Information provided:
Begin
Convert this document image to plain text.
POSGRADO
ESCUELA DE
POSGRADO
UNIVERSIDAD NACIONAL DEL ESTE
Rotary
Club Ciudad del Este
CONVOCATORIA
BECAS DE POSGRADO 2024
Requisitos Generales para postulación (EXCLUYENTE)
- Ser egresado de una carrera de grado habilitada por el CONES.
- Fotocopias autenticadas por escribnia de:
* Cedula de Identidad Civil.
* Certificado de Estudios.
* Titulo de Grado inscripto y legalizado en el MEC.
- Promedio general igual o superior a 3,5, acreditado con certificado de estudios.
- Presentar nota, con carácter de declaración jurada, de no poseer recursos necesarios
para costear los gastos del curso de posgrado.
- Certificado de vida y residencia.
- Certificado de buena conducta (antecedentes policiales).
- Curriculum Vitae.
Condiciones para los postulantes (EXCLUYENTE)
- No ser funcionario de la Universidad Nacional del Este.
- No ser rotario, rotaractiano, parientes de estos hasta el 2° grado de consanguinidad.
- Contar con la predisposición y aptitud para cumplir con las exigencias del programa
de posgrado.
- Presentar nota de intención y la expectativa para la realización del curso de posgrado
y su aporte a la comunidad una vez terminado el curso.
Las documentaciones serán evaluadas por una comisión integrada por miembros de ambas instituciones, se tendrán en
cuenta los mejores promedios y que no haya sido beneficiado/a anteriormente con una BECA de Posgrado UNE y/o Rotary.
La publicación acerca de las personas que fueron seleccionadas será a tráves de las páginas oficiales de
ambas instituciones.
End
What you should do: Transcribe each entry precisely, missing none.

Result of the exercise:
Convert this document image to plain text.
POSGRADO
ESCUELA DE
POSGRADO
UNIVERSIDAD NACIONAL DEL ESTE
Rotary
Club Ciudad del Este
CONVOCATORIA
BECAS DE POSGRADO 2024
Requisitos Generales para postulación (EXCLUYENTE)
- Ser egresado de una carrera de grado habilitada por el CONES.
- Fotocopias autenticadas por escribnia de:
* Cedula de Identidad Civil.
* Certificado de Estudios.
* Titulo de Grado inscripto y legalizado en el MEC.
- Promedio general igual o superior a 3,5, acreditado con certificado de estudios.
- Presentar nota, con carácter de declaración jurada, de no poseer recursos necesarios
para costear los gastos del curso de posgrado.
- Certificado de vida y residencia.
- Certificado de buena conducta (antecedentes policiales).
- Curriculum Vitae.
Condiciones para los postulantes (EXCLUYENTE)
- No ser funcionario de la Universidad Nacional del Este.
- No ser rotario, rotaractiano, parientes de estos hasta el 2° grado de consanguinidad.
- Contar con la predisposición y aptitud para cumplir con las exigencias del programa
de posgrado.
- Presentar nota de intención y la expectativa para la realización del curso de posgrado
y su aporte a la comunidad una vez terminado el curso.
Las documentaciones serán evaluadas por una comisión integrada por miembros de ambas instituciones, se tendrán en
cuenta los mejores promedios y que no haya sido beneficiado/a anteriormente con una BECA de Posgrado UNE y/o Rotary.
La publicación acerca de las personas que fueron seleccionadas será a tráves de las páginas oficiales de
ambas instituciones.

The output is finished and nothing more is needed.